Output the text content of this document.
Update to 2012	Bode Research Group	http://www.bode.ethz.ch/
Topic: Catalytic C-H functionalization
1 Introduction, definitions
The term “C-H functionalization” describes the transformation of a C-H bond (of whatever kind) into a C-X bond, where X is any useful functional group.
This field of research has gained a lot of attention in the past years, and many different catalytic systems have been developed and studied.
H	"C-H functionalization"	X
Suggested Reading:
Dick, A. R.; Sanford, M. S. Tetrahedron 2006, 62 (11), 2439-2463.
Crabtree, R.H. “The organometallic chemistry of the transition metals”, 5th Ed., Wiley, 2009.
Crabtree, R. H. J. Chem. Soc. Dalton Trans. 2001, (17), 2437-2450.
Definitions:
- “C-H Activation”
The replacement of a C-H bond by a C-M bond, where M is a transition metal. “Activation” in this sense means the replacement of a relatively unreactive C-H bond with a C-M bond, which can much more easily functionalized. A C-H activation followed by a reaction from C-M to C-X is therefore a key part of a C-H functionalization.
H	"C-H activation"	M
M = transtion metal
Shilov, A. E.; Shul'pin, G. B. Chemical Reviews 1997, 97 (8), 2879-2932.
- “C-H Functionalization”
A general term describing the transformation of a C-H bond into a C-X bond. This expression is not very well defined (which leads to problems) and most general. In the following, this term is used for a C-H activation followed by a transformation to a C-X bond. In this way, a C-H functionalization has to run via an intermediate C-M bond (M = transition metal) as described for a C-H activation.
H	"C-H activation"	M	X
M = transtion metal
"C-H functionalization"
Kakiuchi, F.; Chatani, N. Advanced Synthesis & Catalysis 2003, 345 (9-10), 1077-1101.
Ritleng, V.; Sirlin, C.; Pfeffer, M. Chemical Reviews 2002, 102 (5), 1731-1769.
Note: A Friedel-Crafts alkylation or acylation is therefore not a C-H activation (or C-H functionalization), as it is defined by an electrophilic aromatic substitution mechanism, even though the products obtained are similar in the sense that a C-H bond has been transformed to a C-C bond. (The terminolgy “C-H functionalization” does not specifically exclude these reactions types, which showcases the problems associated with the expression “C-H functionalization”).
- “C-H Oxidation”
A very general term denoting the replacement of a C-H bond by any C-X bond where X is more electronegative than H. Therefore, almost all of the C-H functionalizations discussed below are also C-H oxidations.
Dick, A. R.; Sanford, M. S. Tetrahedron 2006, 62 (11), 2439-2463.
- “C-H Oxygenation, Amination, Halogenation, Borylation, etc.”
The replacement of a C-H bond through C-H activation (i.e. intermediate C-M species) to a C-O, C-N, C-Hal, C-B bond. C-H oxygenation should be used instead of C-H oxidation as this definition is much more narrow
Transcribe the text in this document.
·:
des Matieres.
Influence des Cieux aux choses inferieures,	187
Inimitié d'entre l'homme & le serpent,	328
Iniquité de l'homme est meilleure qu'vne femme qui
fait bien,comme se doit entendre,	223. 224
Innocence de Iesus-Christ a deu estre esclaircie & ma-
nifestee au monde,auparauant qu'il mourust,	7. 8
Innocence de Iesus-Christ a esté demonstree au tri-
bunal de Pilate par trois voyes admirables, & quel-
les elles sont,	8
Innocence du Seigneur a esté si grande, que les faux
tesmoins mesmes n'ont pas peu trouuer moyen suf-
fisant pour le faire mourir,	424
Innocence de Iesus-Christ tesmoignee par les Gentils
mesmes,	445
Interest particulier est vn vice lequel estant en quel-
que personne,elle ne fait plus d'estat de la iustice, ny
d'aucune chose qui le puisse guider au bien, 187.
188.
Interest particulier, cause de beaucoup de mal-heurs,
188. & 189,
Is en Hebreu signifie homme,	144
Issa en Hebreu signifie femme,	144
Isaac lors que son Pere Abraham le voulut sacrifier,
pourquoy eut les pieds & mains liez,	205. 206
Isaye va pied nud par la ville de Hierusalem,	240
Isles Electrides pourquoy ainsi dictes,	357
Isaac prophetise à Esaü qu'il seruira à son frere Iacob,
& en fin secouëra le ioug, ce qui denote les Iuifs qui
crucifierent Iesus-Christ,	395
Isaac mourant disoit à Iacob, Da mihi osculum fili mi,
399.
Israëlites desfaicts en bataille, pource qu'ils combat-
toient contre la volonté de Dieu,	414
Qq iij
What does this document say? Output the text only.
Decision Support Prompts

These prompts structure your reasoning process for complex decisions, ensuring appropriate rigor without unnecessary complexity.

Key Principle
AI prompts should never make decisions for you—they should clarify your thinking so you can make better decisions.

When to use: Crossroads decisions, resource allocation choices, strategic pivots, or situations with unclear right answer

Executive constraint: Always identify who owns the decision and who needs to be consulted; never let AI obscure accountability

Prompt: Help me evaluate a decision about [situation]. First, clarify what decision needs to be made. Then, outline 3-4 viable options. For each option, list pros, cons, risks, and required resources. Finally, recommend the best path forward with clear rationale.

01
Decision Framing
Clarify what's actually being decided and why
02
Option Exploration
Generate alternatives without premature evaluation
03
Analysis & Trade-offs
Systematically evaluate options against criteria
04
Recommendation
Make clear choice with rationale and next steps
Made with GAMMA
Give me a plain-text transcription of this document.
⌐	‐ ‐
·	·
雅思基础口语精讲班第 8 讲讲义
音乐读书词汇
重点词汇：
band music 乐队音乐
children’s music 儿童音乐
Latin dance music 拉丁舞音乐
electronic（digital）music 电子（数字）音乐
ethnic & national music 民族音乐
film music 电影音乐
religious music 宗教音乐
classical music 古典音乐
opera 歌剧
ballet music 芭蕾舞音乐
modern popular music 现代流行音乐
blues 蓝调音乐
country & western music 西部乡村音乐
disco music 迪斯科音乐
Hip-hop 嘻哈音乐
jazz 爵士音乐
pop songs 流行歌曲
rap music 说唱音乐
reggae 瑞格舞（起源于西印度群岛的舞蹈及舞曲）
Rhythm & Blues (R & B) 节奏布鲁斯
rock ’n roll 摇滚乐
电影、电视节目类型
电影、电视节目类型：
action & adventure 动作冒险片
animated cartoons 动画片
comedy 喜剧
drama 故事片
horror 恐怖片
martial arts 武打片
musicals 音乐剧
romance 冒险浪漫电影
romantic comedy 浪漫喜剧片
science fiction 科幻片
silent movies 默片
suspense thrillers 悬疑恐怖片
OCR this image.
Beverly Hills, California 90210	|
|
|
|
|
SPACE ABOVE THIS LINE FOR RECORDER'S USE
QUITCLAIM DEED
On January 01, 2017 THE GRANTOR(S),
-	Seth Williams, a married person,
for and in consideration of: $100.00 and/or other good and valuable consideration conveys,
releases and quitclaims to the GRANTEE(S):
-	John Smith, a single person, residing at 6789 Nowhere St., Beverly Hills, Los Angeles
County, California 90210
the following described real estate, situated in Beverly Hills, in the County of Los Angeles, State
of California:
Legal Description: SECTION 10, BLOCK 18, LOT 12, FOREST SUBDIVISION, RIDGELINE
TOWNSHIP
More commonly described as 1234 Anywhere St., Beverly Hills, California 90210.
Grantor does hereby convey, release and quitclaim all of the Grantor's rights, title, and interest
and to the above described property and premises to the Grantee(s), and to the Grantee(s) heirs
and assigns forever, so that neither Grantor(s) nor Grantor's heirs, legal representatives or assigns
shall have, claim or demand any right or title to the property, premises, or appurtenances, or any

※ ※ ※

## Exercise
Each record must be repeated exactly as it is.

## Result below
Output the text content of this document.
Update to 2012	Bode Research Group	http://www.bode.ethz.ch/
Topic: Catalytic C-H functionalization
1 Introduction, definitions
The term “C-H functionalization” describes the transformation of a C-H bond (of whatever kind) into a C-X bond, where X is any useful functional group.
This field of research has gained a lot of attention in the past years, and many different catalytic systems have been developed and studied.
H	"C-H functionalization"	X
Suggested Reading:
Dick, A. R.; Sanford, M. S. Tetrahedron 2006, 62 (11), 2439-2463.
Crabtree, R.H. “The organometallic chemistry of the transition metals”, 5th Ed., Wiley, 2009.
Crabtree, R. H. J. Chem. Soc. Dalton Trans. 2001, (17), 2437-2450.
Definitions:
- “C-H Activation”
The replacement of a C-H bond by a C-M bond, where M is a transition metal. “Activation” in this sense means the replacement of a relatively unreactive C-H bond with a C-M bond, which can much more easily functionalized. A C-H activation followed by a reaction from C-M to C-X is therefore a key part of a C-H functionalization.
H	"C-H activation"	M
M = transtion metal
Shilov, A. E.; Shul'pin, G. B. Chemical Reviews 1997, 97 (8), 2879-2932.
- “C-H Functionalization”
A general term describing the transformation of a C-H bond into a C-X bond. This expression is not very well defined (which leads to problems) and most general. In the following, this term is used for a C-H activation followed by a transformation to a C-X bond. In this way, a C-H functionalization has to run via an intermediate C-M bond (M = transition metal) as described for a C-H activation.
H	"C-H activation"	M	X
M = transtion metal
"C-H functionalization"
Kakiuchi, F.; Chatani, N. Advanced Synthesis & Catalysis 2003, 345 (9-10), 1077-1101.
Ritleng, V.; Sirlin, C.; Pfeffer, M. Chemical Reviews 2002, 102 (5), 1731-1769.
Note: A Friedel-Crafts alkylation or acylation is therefore not a C-H activation (or C-H functionalization), as it is defined by an electrophilic aromatic substitution mechanism, even though the products obtained are similar in the sense that a C-H bond has been transformed to a C-C bond. (The terminolgy “C-H functionalization” does not specifically exclude these reactions types, which showcases the problems associated with the expression “C-H functionalization”).
- “C-H Oxidation”
A very general term denoting the replacement of a C-H bond by any C-X bond where X is more electronegative than H. Therefore, almost all of the C-H functionalizations discussed below are also C-H oxidations.
Dick, A. R.; Sanford, M. S. Tetrahedron 2006, 62 (11), 2439-2463.
- “C-H Oxygenation, Amination, Halogenation, Borylation, etc.”
The replacement of a C-H bond through C-H activation (i.e. intermediate C-M species) to a C-O, C-N, C-Hal, C-B bond. C-H oxygenation should be used instead of C-H oxidation as this definition is much more narrow
Transcribe the text in this document.
·:
des Matieres.
Influence des Cieux aux choses inferieures,	187
Inimitié d'entre l'homme & le serpent,	328
Iniquité de l'homme est meilleure qu'vne femme qui
fait bien,comme se doit entendre,	223. 224
Innocence de Iesus-Christ a deu estre esclaircie & ma-
nifestee au monde,auparauant qu'il mourust,	7. 8
Innocence de Iesus-Christ a esté demonstree au tri-
bunal de Pilate par trois voyes admirables, & quel-
les elles sont,	8
Innocence du Seigneur a esté si grande, que les faux
tesmoins mesmes n'ont pas peu trouuer moyen suf-
fisant pour le faire mourir,	424
Innocence de Iesus-Christ tesmoignee par les Gentils
mesmes,	445
Interest particulier est vn vice lequel estant en quel-
que personne,elle ne fait plus d'estat de la iustice, ny
d'aucune chose qui le puisse guider au bien, 187.
188.
Interest particulier, cause de beaucoup de mal-heurs,
188. & 189,
Is en Hebreu signifie homme,	144
Issa en Hebreu signifie femme,	144
Isaac lors que son Pere Abraham le voulut sacrifier,
pourquoy eut les pieds & mains liez,	205. 206
Isaye va pied nud par la ville de Hierusalem,	240
Isles Electrides pourquoy ainsi dictes,	357
Isaac prophetise à Esaü qu'il seruira à son frere Iacob,
& en fin secouëra le ioug, ce qui denote les Iuifs qui
crucifierent Iesus-Christ,	395
Isaac mourant disoit à Iacob, Da mihi osculum fili mi,
399.
Israëlites desfaicts en bataille, pource qu'ils combat-
toient contre la volonté de Dieu,	414
Qq iij
What does this document say? Output the text only.
Decision Support Prompts

These prompts structure your reasoning process for complex decisions, ensuring appropriate rigor without unnecessary complexity.

Key Principle
AI prompts should never make decisions for you—they should clarify your thinking so you can make better decisions.

When to use: Crossroads decisions, resource allocation choices, strategic pivots, or situations with unclear right answer

Executive constraint: Always identify who owns the decision and who needs to be consulted; never let AI obscure accountability

Prompt: Help me evaluate a decision about [situation]. First, clarify what decision needs to be made. Then, outline 3-4 viable options. For each option, list pros, cons, risks, and required resources. Finally, recommend the best path forward with clear rationale.

01
Decision Framing
Clarify what's actually being decided and why
02
Option Exploration
Generate alternatives without premature evaluation
03
Analysis & Trade-offs
Systematically evaluate options against criteria
04
Recommendation
Make clear choice with rationale and next steps
Made with GAMMA
Give me a plain-text transcription of this document.
⌐	‐ ‐
·	·
雅思基础口语精讲班第 8 讲讲义
音乐读书词汇
重点词汇：
band music 乐队音乐
children’s music 儿童音乐
Latin dance music 拉丁舞音乐
electronic（digital）music 电子（数字）音乐
ethnic & national music 民族音乐
film music 电影音乐
religious music 宗教音乐
classical music 古典音乐
opera 歌剧
ballet music 芭蕾舞音乐
modern popular music 现代流行音乐
blues 蓝调音乐
country & western music 西部乡村音乐
disco music 迪斯科音乐
Hip-hop 嘻哈音乐
jazz 爵士音乐
pop songs 流行歌曲
rap music 说唱音乐
reggae 瑞格舞（起源于西印度群岛的舞蹈及舞曲）
Rhythm & Blues (R & B) 节奏布鲁斯
rock ’n roll 摇滚乐
电影、电视节目类型
电影、电视节目类型：
action & adventure 动作冒险片
animated cartoons 动画片
comedy 喜剧
drama 故事片
horror 恐怖片
martial arts 武打片
musicals 音乐剧
romance 冒险浪漫电影
romantic comedy 浪漫喜剧片
science fiction 科幻片
silent movies 默片
suspense thrillers 悬疑恐怖片
OCR this image.
Beverly Hills, California 90210	|
|
|
|
|
SPACE ABOVE THIS LINE FOR RECORDER'S USE
QUITCLAIM DEED
On January 01, 2017 THE GRANTOR(S),
-	Seth Williams, a married person,
for and in consideration of: $100.00 and/or other good and valuable consideration conveys,
releases and quitclaims to the GRANTEE(S):
-	John Smith, a single person, residing at 6789 Nowhere St., Beverly Hills, Los Angeles
County, California 90210
the following described real estate, situated in Beverly Hills, in the County of Los Angeles, State
of California:
Legal Description: SECTION 10, BLOCK 18, LOT 12, FOREST SUBDIVISION, RIDGELINE
TOWNSHIP
More commonly described as 1234 Anywhere St., Beverly Hills, California 90210.
Grantor does hereby convey, release and quitclaim all of the Grantor's rights, title, and interest
and to the above described property and premises to the Grantee(s), and to the Grantee(s) heirs
and assigns forever, so that neither Grantor(s) nor Grantor's heirs, legal representatives or assigns
shall have, claim or demand any right or title to the property, premises, or appurtenances, or any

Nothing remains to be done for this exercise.